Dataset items
------------------------------------------------------------------------

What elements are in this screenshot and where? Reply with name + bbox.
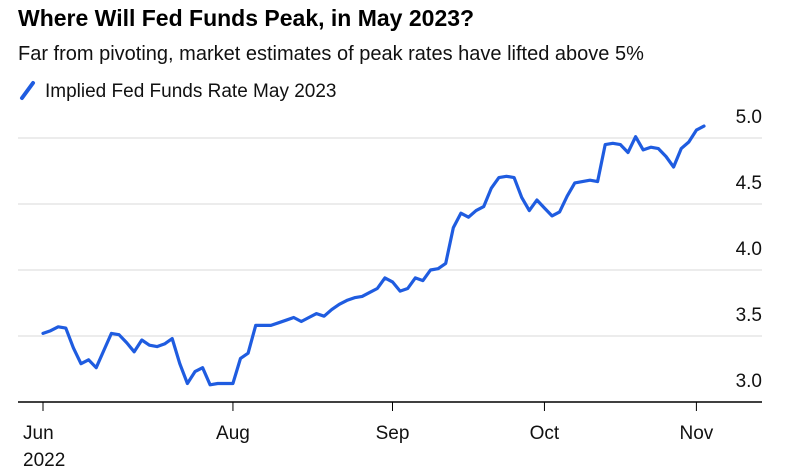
chart-title: Where Will Fed Funds Peak, in May 2023?: [18, 5, 474, 31]
y-tick-label: 5.0: [736, 107, 762, 128]
y-tick-label: 3.5: [736, 305, 762, 326]
x-tick-label: Nov: [679, 423, 714, 444]
x-tick-label: Jun 2022: [23, 423, 66, 471]
data-line: [41, 124, 706, 387]
legend-label: Implied Fed Funds Rate May 2023: [45, 81, 337, 102]
y-tick-label: 3.0: [736, 371, 762, 392]
chart-subtitle: Far from pivoting, market estimates of p…: [18, 43, 644, 65]
y-tick-label: 4.0: [736, 239, 762, 260]
x-tick-label: Aug: [216, 423, 250, 444]
x-tick-label: Sep: [375, 423, 410, 444]
legend-swatch: [20, 81, 35, 100]
y-tick-label: 4.5: [736, 173, 762, 194]
x-tick-label: Oct: [529, 423, 560, 444]
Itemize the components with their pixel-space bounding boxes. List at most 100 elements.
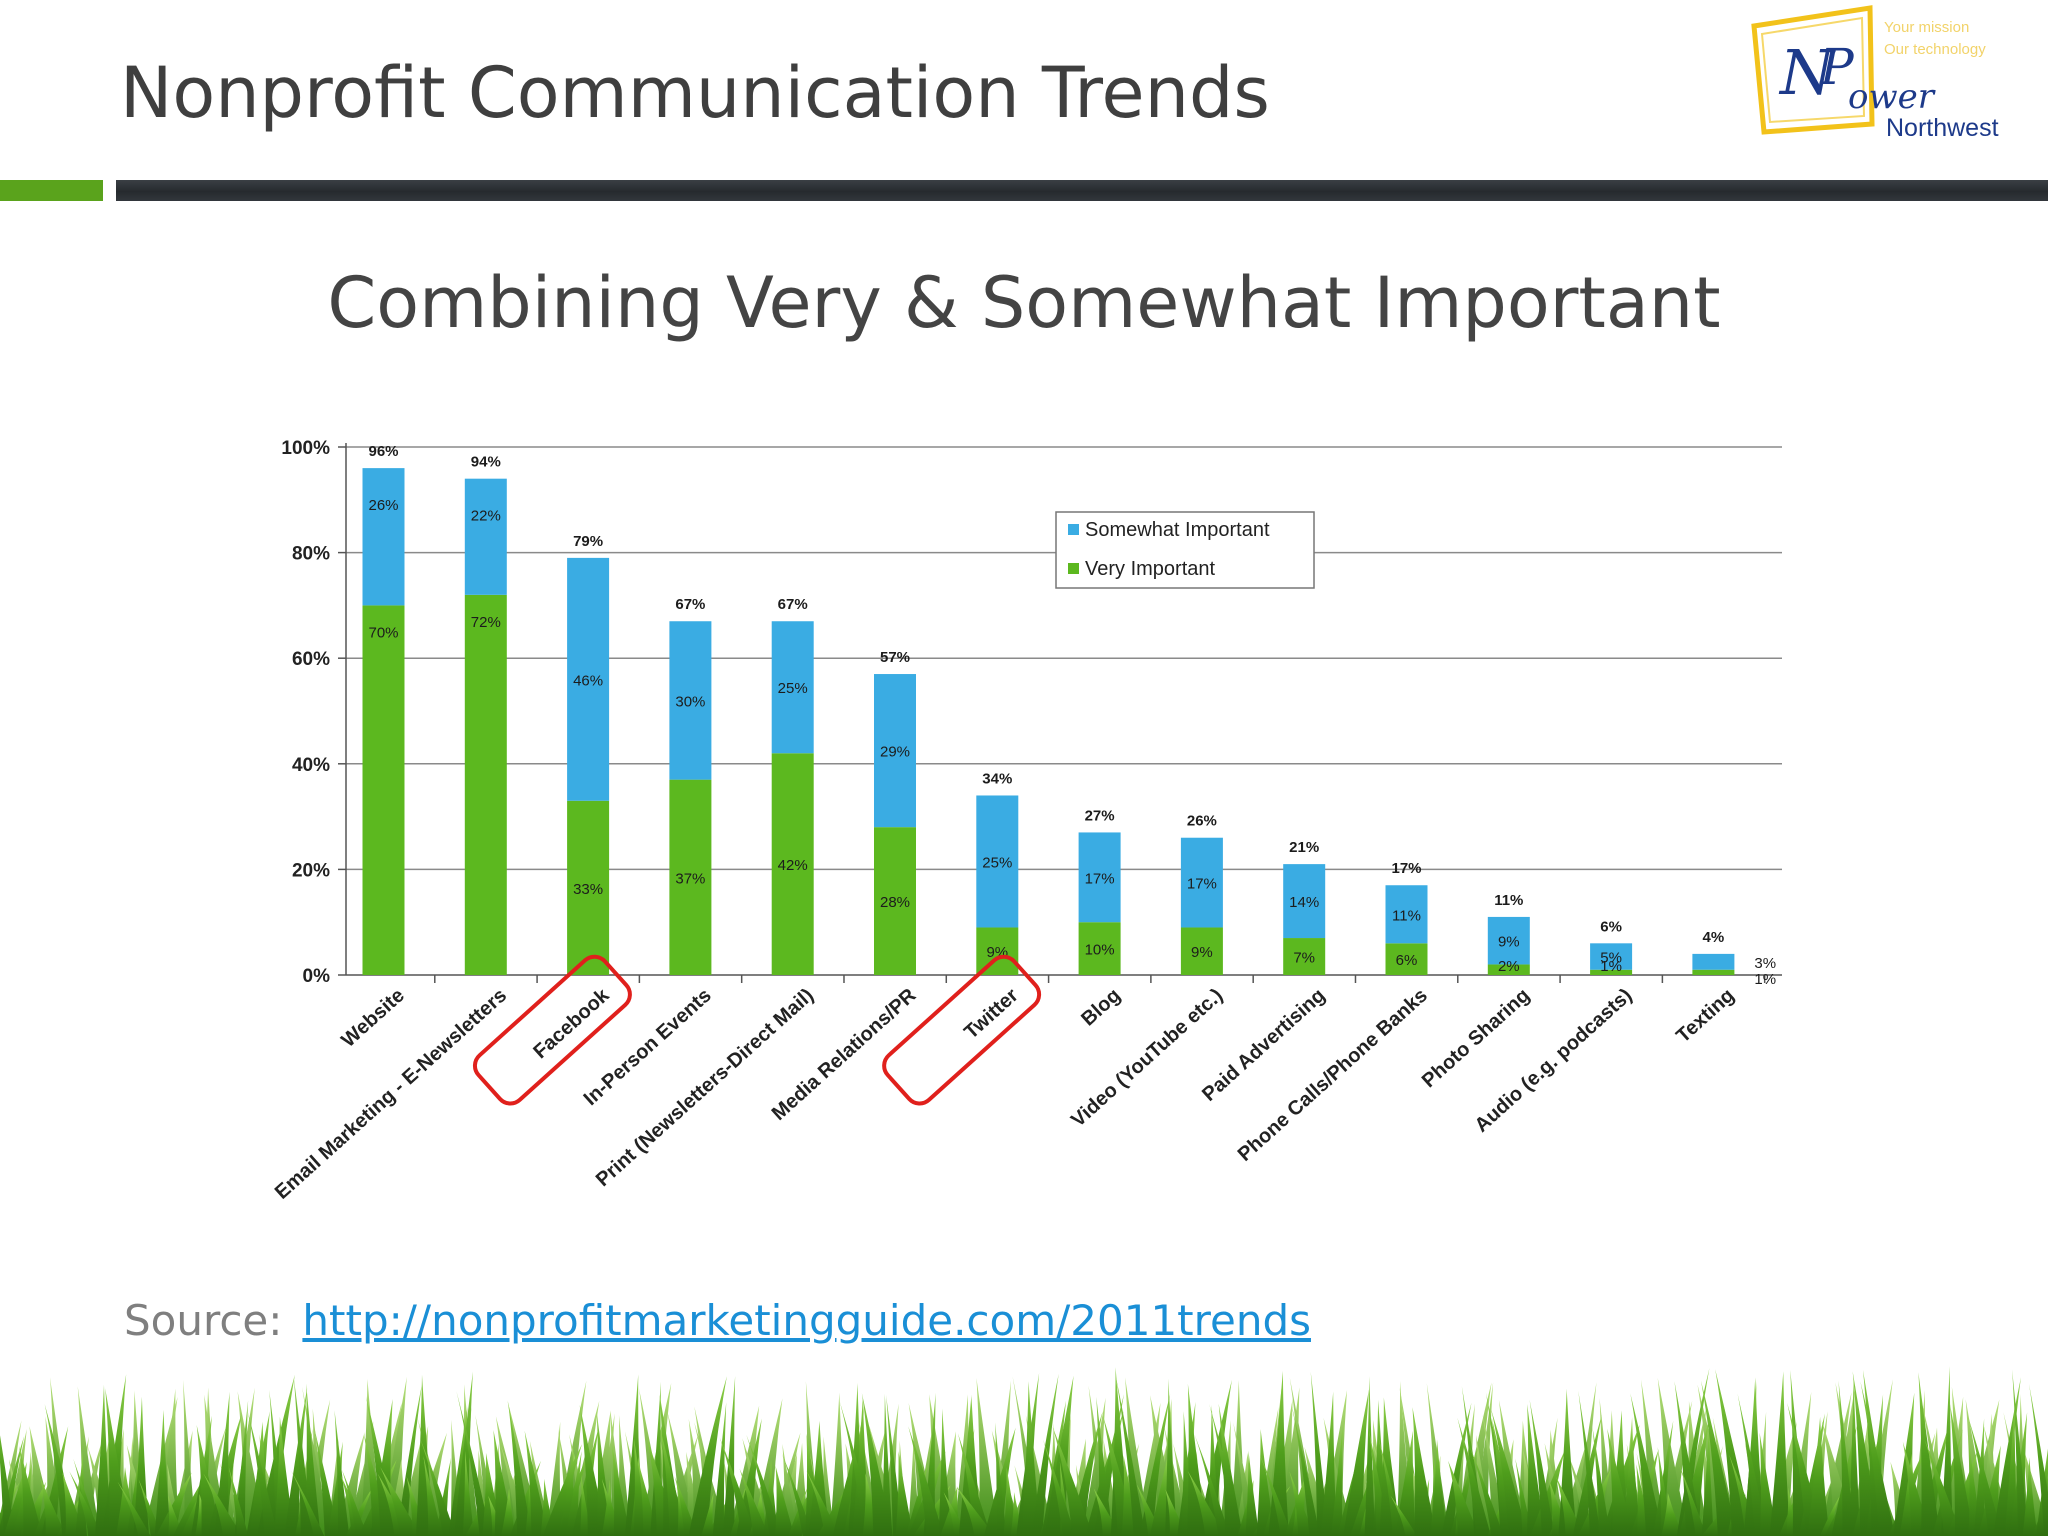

------------------------------------------------------------------------

EXERCISE OBJECTIVE
Can you write out the listing again with "elements" renamed to "objects" everywhere, keeping everything else unchanged and leaving out the pictures?

RESULT OF THIS EXERCISE
What objects are in this screenshot and where? Reply with name + bbox.
chart-title: Where Will Fed Funds Peak, in May 2023?: [18, 5, 474, 31]
y-tick-label: 5.0: [736, 107, 762, 128]
y-tick-label: 3.5: [736, 305, 762, 326]
x-tick-label: Nov: [679, 423, 714, 444]
x-tick-label: Jun 2022: [23, 423, 66, 471]
data-line: [41, 124, 706, 387]
legend-label: Implied Fed Funds Rate May 2023: [45, 81, 337, 102]
y-tick-label: 3.0: [736, 371, 762, 392]
chart-subtitle: Far from pivoting, market estimates of p…: [18, 43, 644, 65]
y-tick-label: 4.0: [736, 239, 762, 260]
x-tick-label: Aug: [216, 423, 250, 444]
x-tick-label: Sep: [375, 423, 410, 444]
legend-swatch: [20, 81, 35, 100]
y-tick-label: 4.5: [736, 173, 762, 194]
x-tick-label: Oct: [529, 423, 560, 444]
Itemize the components with their pixel-space bounding boxes. List at most 100 objects.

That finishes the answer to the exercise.